Listed entries =
━━━━━━━━━━

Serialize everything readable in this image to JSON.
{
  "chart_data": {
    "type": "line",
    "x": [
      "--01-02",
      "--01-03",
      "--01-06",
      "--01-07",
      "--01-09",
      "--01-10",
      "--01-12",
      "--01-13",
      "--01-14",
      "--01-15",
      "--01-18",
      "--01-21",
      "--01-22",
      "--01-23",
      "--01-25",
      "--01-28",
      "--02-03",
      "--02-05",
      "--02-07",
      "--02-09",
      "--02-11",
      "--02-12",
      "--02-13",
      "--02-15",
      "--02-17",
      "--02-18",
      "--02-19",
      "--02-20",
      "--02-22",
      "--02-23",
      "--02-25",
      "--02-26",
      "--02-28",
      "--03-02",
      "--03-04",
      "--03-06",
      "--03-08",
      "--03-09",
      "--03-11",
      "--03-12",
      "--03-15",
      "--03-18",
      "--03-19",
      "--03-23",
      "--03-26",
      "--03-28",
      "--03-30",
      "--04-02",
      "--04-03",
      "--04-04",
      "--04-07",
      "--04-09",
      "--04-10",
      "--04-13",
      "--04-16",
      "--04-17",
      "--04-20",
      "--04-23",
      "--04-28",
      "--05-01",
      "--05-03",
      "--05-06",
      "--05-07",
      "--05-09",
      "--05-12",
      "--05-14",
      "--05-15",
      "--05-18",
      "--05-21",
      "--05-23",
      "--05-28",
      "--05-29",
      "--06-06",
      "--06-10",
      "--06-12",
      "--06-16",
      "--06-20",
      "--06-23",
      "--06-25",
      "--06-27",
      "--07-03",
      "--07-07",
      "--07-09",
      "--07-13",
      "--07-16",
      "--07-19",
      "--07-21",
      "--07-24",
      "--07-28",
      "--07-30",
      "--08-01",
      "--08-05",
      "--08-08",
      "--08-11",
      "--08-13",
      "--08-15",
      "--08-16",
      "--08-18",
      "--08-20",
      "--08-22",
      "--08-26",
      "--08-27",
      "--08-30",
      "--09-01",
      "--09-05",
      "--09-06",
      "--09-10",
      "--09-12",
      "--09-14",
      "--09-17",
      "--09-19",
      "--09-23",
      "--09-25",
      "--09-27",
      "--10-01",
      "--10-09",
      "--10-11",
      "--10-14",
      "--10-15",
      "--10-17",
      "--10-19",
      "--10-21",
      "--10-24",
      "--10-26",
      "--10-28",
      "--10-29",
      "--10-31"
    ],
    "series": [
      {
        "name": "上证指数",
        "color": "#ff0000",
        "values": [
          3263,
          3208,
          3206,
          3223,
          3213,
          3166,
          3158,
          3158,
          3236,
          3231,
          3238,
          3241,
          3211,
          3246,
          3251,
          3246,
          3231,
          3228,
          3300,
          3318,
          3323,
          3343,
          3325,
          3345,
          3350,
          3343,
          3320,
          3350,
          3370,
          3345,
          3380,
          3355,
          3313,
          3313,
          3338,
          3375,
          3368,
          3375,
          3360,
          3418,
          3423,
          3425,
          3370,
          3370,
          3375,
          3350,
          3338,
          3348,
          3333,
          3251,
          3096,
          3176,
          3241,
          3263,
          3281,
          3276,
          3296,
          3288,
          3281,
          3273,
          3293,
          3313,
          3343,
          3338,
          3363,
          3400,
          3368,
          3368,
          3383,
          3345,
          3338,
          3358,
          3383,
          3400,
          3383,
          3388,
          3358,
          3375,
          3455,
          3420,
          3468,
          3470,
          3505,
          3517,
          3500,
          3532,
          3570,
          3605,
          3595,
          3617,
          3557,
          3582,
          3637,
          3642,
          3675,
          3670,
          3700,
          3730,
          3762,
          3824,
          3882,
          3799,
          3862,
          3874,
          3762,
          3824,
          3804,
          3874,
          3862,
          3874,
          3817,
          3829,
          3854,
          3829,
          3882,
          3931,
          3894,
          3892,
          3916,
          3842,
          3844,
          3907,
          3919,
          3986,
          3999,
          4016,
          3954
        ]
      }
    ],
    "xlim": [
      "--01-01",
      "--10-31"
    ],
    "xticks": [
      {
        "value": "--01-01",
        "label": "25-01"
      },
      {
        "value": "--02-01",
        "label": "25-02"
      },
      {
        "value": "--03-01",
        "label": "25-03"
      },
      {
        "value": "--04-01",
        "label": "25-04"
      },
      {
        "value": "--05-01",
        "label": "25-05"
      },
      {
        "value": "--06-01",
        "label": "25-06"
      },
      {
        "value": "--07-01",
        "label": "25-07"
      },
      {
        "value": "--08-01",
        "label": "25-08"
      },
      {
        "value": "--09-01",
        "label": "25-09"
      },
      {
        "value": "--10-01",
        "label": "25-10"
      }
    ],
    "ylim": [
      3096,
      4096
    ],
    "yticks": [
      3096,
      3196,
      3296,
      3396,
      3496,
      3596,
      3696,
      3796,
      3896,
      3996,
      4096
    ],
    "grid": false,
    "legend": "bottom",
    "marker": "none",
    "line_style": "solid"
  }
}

━━━━━━━━━━

What needs to be done =
Gather all lines from the records above in which "label" appears.

Result =
        "label": "25-01"
        "label": "25-02"
        "label": "25-03"
        "label": "25-04"
        "label": "25-05"
        "label": "25-06"
        "label": "25-07"
        "label": "25-08"
        "label": "25-09"
        "label": "25-10"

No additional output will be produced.